» WHAT YOU NEED TO DO
Determine which lines contain the word "your", then copy those lines.

Lines of data
────────────────────────────────────────
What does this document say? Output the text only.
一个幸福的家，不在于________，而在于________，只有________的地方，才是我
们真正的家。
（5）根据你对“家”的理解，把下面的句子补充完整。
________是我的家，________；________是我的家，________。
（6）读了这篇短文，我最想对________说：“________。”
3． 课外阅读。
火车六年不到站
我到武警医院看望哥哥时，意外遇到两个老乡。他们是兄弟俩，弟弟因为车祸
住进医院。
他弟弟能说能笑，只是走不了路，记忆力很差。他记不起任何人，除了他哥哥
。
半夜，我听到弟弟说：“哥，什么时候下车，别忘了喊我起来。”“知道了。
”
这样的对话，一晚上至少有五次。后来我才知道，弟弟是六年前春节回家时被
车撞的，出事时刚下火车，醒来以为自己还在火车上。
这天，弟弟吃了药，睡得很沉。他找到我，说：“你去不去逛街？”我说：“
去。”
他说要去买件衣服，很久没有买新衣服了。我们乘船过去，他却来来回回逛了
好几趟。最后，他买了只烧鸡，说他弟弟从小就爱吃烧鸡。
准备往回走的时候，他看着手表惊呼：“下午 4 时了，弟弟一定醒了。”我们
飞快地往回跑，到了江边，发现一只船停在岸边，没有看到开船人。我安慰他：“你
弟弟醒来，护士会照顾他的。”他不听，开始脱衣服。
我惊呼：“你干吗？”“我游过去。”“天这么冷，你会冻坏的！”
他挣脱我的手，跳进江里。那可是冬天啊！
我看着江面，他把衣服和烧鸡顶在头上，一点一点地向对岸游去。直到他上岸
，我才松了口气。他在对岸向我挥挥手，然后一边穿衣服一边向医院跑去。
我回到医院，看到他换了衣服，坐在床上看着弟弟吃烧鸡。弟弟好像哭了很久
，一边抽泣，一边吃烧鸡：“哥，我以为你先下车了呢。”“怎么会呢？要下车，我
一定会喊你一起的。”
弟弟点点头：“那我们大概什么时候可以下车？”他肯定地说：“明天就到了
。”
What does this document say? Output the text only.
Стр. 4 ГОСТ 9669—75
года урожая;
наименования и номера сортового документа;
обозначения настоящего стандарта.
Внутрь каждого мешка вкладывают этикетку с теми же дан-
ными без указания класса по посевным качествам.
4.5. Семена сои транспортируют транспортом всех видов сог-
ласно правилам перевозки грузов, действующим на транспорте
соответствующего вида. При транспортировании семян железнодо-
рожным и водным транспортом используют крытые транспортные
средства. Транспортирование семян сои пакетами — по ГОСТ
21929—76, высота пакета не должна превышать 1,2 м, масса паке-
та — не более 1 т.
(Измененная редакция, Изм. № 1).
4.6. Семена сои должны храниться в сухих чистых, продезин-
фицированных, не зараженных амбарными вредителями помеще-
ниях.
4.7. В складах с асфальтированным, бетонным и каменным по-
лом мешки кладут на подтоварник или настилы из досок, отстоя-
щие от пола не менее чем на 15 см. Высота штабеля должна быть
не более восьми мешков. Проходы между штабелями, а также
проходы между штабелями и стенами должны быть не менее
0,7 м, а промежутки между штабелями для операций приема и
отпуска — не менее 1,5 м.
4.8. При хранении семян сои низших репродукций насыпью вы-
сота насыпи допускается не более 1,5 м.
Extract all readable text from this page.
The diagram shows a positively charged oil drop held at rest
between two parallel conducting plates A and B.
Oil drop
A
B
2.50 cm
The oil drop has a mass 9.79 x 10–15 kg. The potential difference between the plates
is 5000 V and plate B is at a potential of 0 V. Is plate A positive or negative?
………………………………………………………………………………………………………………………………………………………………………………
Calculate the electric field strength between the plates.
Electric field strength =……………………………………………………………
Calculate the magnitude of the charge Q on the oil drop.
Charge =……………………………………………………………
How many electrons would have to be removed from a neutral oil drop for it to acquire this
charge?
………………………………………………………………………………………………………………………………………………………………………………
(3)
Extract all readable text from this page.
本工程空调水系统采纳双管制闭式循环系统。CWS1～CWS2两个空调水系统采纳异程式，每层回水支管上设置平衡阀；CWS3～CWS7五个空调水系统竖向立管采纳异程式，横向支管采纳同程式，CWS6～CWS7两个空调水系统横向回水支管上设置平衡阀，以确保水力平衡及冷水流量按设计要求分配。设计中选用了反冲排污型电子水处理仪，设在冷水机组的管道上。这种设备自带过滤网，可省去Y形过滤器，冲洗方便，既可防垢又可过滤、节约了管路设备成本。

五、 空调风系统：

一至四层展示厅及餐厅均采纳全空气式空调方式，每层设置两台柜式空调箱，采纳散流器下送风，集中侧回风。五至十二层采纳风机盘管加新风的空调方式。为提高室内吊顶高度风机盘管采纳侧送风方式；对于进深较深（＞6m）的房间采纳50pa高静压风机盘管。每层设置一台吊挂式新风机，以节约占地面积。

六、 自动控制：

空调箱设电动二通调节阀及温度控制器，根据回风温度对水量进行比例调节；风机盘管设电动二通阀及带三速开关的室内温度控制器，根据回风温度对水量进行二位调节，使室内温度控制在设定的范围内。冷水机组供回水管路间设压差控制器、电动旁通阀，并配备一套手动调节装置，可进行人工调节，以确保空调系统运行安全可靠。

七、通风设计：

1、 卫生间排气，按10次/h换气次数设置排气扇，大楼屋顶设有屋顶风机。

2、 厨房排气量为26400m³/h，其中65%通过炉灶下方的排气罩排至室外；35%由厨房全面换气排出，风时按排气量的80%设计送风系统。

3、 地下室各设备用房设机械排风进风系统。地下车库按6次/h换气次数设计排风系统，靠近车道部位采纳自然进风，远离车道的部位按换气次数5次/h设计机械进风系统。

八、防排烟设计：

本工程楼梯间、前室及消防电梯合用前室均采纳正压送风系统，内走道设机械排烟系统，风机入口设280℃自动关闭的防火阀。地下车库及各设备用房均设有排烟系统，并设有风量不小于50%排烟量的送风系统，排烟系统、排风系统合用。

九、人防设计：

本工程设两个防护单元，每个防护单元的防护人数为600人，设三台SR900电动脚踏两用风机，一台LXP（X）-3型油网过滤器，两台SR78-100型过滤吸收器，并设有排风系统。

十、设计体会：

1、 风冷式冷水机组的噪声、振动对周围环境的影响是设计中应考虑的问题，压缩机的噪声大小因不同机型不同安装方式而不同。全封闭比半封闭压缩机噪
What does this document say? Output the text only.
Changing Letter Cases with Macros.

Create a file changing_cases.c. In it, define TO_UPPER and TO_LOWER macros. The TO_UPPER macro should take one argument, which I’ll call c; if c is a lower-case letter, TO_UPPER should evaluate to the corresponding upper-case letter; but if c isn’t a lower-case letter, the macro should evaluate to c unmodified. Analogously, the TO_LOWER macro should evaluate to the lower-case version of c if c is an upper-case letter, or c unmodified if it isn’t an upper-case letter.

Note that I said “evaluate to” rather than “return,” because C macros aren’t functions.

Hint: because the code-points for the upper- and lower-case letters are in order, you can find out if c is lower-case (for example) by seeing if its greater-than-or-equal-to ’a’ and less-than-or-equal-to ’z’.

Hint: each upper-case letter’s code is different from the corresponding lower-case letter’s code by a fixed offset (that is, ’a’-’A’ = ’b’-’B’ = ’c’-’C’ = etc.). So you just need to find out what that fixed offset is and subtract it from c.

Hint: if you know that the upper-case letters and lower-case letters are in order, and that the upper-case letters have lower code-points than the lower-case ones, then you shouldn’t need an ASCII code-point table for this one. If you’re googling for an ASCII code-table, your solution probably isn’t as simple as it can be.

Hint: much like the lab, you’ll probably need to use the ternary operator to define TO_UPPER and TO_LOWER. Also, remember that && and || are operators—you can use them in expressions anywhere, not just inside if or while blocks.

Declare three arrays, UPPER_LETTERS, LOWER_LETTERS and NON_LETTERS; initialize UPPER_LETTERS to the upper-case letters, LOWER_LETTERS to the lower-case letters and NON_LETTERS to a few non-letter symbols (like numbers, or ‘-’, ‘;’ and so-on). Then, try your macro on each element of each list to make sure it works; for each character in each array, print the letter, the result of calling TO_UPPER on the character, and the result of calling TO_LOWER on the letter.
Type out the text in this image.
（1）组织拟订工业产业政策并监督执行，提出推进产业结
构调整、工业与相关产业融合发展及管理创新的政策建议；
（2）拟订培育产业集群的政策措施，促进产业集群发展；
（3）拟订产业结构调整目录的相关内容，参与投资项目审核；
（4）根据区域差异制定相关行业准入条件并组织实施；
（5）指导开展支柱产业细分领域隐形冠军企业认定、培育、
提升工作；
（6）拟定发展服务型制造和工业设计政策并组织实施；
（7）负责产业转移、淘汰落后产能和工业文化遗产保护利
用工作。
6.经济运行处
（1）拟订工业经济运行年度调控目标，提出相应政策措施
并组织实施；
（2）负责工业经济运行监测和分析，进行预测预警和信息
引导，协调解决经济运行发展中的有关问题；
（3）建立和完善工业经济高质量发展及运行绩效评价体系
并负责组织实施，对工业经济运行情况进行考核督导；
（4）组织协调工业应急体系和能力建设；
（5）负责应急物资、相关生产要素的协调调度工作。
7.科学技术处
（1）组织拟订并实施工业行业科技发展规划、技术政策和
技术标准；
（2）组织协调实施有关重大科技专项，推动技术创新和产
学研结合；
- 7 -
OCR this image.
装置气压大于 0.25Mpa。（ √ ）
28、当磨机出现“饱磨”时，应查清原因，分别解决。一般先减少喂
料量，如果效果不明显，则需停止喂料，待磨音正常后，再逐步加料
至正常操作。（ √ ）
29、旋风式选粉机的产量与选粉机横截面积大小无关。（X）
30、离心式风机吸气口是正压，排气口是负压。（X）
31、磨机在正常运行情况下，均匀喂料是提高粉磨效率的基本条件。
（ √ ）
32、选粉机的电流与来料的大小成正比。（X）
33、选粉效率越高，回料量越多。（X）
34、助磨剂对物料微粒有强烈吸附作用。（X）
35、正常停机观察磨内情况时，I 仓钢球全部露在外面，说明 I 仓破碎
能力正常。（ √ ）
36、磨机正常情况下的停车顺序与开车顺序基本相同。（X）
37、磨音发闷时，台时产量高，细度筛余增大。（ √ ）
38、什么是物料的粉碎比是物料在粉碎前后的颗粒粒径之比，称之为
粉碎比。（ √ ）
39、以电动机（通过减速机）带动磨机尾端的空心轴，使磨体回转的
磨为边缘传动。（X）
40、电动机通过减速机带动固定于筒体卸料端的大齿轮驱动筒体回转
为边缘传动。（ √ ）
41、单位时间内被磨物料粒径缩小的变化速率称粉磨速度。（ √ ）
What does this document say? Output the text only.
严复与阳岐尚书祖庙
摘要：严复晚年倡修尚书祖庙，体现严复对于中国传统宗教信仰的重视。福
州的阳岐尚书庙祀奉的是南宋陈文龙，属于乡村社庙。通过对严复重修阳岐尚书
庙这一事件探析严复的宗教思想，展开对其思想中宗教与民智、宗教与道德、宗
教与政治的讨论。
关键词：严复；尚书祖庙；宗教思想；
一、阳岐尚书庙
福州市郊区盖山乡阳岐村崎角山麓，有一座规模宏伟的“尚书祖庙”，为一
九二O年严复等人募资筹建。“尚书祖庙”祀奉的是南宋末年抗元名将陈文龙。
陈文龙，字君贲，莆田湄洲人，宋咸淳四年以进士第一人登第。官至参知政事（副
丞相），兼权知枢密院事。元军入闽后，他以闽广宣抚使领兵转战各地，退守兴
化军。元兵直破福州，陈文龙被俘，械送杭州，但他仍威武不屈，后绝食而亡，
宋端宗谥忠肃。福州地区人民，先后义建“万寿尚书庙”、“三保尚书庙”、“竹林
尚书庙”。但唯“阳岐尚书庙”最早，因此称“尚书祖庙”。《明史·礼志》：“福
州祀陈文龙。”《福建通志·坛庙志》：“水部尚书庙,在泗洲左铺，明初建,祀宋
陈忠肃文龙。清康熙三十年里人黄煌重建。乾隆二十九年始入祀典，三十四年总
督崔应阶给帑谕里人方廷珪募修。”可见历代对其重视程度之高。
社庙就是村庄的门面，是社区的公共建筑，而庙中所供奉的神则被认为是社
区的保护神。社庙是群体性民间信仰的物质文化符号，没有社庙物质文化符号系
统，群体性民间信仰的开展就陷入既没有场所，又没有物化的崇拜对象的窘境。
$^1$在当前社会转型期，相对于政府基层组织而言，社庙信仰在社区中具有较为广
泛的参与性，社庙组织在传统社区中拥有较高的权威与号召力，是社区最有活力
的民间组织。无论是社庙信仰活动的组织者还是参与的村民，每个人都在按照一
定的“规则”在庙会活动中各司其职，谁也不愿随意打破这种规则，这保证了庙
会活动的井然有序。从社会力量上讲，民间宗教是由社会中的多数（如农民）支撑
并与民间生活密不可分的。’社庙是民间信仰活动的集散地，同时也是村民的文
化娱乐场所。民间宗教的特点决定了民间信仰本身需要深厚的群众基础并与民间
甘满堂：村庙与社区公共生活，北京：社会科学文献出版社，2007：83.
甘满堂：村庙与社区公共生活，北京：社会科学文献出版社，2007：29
────────────────────────────────────────
» THE RESPONSE
Hint: if you know that the upper-case letters and lower-case letters are in order, and that the upper-case letters have lower code-points than the lower-case ones, then you shouldn’t need an ASCII code-point table for this one. If you’re googling for an ASCII code-table, your solution probably isn’t as simple as it can be.
Declare three arrays, UPPER_LETTERS, LOWER_LETTERS and NON_LETTERS; initialize UPPER_LETTERS to the upper-case letters, LOWER_LETTERS to the lower-case letters and NON_LETTERS to a few non-letter symbols (like numbers, or ‘-’, ‘;’ and so-on). Then, try your macro on each element of each list to make sure it works; for each character in each array, print the letter, the result of calling TO_UPPER on the character, and the result of calling TO_LOWER on the letter.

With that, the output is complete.